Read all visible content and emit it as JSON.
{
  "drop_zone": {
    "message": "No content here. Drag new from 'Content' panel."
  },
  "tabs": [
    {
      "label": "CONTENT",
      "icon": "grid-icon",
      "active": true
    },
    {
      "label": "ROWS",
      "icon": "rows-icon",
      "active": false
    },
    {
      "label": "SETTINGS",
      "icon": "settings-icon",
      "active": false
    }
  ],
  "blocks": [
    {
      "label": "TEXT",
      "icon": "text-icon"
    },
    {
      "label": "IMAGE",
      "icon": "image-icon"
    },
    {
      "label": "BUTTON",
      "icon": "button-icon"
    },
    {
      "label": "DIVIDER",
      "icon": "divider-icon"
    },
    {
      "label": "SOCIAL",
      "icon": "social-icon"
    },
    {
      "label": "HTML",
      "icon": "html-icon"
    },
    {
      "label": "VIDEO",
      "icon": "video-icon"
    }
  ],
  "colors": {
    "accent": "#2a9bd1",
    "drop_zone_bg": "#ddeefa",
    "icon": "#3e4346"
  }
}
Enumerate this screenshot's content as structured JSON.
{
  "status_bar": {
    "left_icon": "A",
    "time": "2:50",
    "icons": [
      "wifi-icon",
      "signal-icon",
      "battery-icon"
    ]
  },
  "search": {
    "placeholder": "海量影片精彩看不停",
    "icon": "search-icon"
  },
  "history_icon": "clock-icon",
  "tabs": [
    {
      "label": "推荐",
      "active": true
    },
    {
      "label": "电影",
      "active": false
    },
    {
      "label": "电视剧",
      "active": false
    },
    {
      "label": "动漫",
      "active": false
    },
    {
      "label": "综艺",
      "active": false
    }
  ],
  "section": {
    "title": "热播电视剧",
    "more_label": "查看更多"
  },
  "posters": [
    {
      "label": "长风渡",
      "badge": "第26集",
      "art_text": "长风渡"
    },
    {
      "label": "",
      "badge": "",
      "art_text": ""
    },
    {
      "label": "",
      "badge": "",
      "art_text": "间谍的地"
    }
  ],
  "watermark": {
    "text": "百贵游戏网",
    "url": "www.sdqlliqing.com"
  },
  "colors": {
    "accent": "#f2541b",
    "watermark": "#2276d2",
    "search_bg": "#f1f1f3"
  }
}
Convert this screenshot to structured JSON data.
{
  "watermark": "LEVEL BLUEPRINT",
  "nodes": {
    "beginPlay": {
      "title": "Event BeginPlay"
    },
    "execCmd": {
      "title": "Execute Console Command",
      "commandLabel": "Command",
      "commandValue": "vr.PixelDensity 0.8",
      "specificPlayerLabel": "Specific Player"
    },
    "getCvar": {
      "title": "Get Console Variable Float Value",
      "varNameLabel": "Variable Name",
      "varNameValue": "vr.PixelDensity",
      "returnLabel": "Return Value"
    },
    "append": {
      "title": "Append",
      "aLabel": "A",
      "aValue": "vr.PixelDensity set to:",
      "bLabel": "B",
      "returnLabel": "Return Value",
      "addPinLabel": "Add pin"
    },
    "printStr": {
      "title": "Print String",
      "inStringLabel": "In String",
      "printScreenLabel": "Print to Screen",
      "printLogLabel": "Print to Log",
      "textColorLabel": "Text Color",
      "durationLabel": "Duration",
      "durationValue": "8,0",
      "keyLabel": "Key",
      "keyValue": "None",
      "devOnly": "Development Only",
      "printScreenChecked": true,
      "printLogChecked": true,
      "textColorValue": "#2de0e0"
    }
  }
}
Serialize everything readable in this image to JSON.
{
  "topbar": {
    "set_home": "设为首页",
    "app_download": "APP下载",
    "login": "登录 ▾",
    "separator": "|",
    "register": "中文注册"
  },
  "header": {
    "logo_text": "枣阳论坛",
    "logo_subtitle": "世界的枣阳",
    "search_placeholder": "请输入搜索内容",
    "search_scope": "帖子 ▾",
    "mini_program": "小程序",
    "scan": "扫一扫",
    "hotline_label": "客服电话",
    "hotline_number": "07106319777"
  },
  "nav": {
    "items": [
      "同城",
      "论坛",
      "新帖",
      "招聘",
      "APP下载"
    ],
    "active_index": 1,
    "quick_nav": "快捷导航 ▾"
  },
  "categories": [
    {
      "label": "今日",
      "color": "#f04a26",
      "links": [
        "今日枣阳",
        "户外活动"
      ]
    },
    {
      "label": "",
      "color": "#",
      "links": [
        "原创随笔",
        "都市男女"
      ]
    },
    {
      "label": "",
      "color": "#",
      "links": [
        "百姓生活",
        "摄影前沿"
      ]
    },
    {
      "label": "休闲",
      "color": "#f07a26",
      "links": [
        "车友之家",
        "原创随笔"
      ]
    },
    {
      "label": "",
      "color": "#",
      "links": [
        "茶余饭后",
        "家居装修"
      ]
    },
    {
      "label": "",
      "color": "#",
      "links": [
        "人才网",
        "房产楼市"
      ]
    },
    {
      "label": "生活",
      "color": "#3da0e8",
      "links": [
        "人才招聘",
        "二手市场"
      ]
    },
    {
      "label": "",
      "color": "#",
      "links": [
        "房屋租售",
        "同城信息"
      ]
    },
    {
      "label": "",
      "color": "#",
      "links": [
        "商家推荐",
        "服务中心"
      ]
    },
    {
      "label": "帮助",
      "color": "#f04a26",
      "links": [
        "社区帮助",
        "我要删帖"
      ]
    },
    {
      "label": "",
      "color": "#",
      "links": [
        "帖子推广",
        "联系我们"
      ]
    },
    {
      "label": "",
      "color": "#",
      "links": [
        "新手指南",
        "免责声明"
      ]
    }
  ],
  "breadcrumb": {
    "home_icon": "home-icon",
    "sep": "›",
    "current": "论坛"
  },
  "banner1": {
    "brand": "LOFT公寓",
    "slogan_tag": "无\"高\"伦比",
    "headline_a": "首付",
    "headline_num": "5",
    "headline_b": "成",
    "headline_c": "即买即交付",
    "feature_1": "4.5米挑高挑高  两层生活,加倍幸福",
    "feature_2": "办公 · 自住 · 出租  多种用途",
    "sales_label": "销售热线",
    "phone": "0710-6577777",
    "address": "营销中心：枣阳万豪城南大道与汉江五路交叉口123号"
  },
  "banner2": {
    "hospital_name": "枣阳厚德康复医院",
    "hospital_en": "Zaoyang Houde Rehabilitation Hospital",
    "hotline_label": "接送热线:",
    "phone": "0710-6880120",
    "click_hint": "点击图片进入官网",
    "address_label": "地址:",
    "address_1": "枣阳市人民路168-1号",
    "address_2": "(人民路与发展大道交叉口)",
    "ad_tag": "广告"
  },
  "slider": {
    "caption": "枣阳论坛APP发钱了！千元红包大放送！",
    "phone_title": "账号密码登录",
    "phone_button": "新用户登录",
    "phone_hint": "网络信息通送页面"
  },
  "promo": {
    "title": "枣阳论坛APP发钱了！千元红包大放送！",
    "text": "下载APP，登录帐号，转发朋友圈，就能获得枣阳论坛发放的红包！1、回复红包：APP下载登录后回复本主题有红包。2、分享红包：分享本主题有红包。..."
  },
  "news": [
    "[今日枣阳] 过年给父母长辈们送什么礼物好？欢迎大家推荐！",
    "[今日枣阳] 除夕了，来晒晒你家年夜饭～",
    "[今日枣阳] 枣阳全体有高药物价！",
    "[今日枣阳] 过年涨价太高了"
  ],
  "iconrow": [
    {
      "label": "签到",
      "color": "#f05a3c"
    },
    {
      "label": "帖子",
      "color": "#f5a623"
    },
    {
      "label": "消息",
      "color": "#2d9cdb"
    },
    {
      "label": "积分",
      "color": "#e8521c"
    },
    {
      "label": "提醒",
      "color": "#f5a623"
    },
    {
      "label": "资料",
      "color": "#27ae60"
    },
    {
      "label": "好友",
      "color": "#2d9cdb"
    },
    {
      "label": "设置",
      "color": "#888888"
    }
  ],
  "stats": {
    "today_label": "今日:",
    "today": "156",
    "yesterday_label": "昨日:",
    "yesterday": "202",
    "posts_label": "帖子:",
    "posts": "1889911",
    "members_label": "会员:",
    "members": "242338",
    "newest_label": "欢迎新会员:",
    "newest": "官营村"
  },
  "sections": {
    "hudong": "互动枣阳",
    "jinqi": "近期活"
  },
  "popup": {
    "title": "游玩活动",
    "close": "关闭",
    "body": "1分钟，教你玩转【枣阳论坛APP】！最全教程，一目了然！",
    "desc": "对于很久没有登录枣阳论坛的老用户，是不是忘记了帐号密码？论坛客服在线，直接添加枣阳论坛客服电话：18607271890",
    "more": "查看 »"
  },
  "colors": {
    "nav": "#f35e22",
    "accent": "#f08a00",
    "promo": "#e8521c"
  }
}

-- -- --

■ WHAT IS NEEDED ■
Tally how many lines of the data include the word "Console". Write the number and nothing else.

■ THE ANSWER ■
2